Reproduce the entries word for word, covering the stretch from the first line of the entries through the line that contains "chart-title: α-Carotene xyxy=(428,14,506,25)", with both of those lines included.

■ **Entries shown**:
◇ ◇ ◇ ◇ ◇ ◇ ◇
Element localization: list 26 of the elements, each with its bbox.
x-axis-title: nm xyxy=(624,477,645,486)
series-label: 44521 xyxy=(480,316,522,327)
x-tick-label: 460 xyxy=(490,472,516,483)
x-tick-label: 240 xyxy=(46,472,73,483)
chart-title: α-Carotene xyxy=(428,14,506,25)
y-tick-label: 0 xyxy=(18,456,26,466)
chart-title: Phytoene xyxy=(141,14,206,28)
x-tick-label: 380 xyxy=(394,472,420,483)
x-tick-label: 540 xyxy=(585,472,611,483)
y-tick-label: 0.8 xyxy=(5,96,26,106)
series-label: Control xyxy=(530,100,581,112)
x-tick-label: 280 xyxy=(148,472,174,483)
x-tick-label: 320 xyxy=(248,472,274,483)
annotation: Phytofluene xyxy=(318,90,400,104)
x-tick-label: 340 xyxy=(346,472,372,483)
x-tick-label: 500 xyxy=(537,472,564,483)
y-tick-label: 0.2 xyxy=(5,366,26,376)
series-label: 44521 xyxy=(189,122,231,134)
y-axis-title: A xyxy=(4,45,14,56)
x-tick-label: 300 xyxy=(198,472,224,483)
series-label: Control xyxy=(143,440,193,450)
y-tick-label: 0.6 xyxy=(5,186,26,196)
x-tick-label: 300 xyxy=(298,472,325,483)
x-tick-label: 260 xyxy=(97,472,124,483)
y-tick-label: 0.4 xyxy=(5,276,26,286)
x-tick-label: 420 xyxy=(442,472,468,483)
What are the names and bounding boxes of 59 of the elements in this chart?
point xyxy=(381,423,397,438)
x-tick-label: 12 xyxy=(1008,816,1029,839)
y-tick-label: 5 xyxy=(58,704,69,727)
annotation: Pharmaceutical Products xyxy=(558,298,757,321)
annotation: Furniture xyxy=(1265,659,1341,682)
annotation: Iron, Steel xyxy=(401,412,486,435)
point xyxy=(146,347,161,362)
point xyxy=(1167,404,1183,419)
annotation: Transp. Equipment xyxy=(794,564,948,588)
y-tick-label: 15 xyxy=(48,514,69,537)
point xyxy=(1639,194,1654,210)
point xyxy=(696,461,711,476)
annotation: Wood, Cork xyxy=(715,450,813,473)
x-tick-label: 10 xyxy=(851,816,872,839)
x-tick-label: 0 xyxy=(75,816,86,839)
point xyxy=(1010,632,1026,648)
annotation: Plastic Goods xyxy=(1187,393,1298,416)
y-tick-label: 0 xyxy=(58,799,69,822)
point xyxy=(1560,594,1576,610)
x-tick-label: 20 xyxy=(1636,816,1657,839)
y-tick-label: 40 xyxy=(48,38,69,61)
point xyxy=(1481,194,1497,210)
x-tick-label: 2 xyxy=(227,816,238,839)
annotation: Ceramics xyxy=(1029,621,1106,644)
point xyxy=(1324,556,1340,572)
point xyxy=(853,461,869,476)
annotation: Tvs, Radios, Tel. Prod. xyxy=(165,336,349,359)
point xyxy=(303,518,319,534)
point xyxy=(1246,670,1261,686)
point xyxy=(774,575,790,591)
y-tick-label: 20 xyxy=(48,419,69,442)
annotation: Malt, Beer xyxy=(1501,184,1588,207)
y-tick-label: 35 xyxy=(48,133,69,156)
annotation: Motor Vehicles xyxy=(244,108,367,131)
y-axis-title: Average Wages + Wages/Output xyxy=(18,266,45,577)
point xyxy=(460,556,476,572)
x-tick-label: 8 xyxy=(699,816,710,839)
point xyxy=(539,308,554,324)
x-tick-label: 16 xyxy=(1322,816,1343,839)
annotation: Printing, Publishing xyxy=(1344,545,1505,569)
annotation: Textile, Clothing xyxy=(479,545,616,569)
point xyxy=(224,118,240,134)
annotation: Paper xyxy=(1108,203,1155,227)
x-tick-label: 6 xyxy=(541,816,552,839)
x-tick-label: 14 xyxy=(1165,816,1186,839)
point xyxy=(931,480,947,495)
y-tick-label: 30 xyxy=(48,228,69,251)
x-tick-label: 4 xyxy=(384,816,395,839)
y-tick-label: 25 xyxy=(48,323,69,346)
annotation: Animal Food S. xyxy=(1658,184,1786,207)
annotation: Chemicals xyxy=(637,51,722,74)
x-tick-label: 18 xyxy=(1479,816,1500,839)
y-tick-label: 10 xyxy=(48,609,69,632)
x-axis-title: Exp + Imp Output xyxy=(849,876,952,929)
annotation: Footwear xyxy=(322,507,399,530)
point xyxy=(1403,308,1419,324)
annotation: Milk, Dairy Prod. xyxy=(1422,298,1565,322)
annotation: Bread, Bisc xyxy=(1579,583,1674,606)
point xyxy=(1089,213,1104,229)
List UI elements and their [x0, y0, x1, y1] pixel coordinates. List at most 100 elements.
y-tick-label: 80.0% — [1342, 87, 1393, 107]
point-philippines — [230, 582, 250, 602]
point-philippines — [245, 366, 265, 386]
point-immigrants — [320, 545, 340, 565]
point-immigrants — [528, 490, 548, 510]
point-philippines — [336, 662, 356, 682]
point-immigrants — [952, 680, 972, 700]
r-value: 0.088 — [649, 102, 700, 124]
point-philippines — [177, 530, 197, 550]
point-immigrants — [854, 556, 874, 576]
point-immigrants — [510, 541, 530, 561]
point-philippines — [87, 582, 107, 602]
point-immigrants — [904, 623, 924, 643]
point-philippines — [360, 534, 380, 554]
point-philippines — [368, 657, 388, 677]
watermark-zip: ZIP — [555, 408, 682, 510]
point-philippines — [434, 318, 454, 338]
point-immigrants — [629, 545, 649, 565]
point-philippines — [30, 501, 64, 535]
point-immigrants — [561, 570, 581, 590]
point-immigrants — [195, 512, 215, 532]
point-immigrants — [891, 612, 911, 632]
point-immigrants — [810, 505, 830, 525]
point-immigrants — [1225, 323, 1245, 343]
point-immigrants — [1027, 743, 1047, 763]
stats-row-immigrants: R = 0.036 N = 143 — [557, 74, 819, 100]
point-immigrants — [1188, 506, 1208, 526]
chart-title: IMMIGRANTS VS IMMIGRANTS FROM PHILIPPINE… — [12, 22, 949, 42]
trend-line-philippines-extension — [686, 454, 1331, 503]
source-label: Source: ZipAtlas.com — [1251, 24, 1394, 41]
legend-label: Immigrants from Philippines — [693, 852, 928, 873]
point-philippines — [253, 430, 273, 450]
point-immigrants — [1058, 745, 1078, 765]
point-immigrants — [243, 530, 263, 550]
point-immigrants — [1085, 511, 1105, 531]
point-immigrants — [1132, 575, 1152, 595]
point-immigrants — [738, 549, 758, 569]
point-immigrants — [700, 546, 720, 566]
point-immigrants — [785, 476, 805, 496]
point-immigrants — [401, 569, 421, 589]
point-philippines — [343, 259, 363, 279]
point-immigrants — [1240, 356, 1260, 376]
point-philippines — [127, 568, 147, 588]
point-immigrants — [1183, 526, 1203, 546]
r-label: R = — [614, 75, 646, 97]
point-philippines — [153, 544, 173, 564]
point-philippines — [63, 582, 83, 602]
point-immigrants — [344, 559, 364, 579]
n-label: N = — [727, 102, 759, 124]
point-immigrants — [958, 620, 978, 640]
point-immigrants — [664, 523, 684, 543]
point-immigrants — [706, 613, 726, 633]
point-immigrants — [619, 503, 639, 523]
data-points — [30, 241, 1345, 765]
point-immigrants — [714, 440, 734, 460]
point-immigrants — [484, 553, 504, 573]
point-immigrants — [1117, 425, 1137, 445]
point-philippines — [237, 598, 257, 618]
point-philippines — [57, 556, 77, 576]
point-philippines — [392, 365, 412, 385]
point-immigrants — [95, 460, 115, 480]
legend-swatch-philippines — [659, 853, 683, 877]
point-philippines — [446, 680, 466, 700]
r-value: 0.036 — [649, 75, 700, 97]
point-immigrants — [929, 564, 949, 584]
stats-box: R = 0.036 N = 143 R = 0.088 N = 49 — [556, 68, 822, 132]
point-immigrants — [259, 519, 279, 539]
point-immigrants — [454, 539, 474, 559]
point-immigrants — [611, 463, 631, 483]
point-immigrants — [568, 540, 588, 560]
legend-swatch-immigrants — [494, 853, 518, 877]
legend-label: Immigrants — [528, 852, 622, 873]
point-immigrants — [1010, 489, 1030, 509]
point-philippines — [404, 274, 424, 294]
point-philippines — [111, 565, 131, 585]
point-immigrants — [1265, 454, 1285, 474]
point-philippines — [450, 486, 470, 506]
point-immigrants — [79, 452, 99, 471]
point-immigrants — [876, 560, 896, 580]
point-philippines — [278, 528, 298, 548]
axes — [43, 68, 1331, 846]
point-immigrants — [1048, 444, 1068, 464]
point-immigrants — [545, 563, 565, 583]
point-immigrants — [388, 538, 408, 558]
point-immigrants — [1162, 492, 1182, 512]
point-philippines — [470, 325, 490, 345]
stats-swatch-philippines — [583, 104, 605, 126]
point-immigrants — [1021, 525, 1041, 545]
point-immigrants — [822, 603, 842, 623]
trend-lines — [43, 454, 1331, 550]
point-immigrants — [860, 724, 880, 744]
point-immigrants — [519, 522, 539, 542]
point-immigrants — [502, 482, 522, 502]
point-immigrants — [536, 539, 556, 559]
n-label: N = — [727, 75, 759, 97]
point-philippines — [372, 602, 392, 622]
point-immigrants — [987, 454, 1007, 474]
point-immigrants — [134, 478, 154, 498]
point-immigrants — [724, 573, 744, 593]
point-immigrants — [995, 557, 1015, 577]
◇ ◇ ◇ ◇ ◇ ◇ ◇
■ **Problem solution**:
Element localization: list 26 of the elements, each with its bbox.
x-axis-title: nm xyxy=(624,477,645,486)
series-label: 44521 xyxy=(480,316,522,327)
x-tick-label: 460 xyxy=(490,472,516,483)
x-tick-label: 240 xyxy=(46,472,73,483)
chart-title: α-Carotene xyxy=(428,14,506,25)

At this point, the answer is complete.